● Some records
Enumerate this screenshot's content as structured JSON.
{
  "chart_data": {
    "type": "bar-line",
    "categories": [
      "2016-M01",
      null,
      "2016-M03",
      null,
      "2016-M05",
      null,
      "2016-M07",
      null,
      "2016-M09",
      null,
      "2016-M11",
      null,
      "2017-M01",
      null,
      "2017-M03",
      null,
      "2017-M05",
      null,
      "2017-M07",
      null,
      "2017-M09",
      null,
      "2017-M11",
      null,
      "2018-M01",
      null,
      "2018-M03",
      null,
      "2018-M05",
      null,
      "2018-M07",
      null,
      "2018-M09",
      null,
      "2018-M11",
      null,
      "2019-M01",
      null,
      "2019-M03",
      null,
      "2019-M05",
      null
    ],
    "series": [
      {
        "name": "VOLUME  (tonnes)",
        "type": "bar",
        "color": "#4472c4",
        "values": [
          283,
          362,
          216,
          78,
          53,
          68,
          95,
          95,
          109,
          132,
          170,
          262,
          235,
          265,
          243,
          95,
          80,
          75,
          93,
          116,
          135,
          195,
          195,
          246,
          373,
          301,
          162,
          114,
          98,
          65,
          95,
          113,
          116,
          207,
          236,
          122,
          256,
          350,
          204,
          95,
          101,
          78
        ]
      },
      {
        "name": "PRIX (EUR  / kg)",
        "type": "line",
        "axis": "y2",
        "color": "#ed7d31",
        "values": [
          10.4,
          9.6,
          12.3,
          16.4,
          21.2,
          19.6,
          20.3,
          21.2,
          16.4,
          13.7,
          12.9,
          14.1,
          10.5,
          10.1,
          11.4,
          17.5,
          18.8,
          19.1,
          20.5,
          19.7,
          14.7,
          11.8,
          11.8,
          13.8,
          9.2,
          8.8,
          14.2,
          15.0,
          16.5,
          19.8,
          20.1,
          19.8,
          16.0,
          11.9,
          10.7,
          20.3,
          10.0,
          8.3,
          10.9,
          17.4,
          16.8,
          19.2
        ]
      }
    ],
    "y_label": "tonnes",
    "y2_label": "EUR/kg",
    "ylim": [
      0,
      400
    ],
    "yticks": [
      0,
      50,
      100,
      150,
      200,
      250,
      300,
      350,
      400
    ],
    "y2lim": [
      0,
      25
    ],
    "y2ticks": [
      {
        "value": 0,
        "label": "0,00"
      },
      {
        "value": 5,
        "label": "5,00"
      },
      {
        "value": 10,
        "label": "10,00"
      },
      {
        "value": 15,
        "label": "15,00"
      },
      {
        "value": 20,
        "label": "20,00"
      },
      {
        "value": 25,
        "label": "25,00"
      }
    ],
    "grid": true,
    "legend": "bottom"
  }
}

---

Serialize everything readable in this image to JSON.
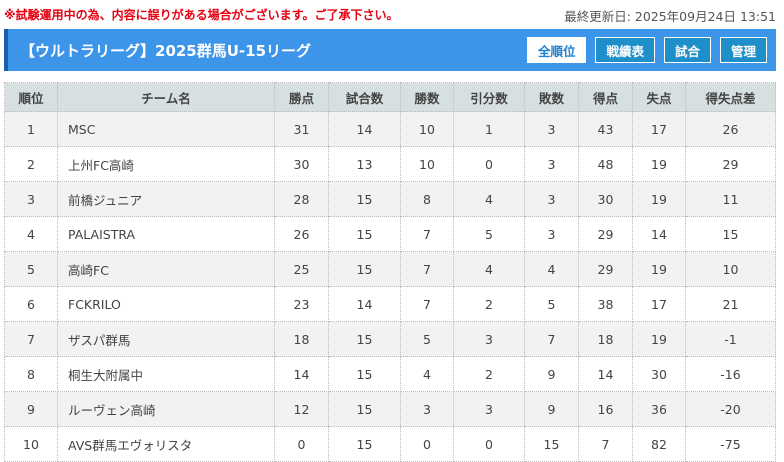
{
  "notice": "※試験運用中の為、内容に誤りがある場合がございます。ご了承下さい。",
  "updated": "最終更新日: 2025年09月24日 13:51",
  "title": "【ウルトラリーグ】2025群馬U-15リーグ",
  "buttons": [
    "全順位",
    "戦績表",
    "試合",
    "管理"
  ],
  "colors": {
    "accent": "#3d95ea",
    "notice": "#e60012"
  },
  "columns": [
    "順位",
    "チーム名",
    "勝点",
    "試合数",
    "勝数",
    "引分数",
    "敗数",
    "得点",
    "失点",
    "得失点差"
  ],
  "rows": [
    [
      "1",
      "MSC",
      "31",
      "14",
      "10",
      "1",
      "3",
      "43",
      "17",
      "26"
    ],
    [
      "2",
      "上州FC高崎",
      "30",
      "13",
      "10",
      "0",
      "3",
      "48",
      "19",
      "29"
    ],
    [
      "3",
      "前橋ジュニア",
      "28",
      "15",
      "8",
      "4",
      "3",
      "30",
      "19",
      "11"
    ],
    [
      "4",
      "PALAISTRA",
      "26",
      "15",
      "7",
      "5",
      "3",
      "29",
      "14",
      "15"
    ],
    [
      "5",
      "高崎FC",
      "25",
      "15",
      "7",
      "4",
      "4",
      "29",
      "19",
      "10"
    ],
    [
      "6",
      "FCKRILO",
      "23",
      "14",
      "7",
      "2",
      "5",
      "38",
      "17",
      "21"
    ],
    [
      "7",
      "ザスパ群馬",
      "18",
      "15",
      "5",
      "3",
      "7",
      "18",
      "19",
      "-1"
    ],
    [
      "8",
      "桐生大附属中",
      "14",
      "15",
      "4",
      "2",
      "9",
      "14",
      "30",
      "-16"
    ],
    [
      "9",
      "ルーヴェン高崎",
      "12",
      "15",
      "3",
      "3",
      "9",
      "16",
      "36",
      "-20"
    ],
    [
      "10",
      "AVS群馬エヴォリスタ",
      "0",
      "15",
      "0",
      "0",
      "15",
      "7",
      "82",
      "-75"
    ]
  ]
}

* * *

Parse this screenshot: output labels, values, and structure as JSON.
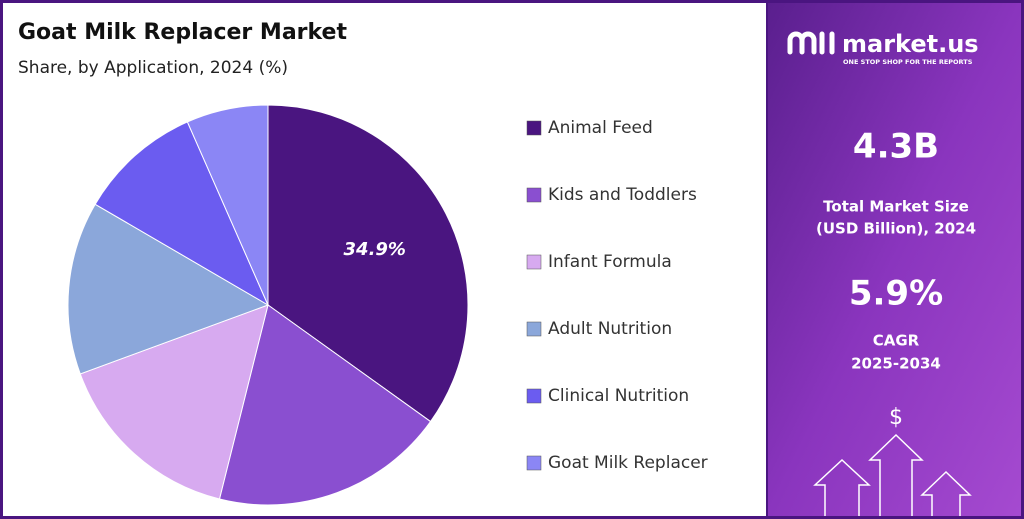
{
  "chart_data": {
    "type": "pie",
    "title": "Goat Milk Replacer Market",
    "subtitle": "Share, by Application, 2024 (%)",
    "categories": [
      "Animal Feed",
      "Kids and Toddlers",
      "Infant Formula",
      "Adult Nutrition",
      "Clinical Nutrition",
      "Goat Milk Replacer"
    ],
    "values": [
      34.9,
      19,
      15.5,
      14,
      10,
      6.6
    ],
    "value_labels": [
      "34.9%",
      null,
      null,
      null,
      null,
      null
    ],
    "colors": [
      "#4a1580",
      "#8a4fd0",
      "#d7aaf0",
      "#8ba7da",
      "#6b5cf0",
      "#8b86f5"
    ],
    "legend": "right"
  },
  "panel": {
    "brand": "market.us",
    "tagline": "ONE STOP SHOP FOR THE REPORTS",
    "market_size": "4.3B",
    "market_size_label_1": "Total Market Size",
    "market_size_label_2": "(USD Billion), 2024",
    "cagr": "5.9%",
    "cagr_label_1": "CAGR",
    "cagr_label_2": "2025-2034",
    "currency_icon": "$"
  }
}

● Task directions
Identify each line of the material where the word "Nutrition" shows up, and copy it.

● Written solution
      "Adult Nutrition",
      "Clinical Nutrition",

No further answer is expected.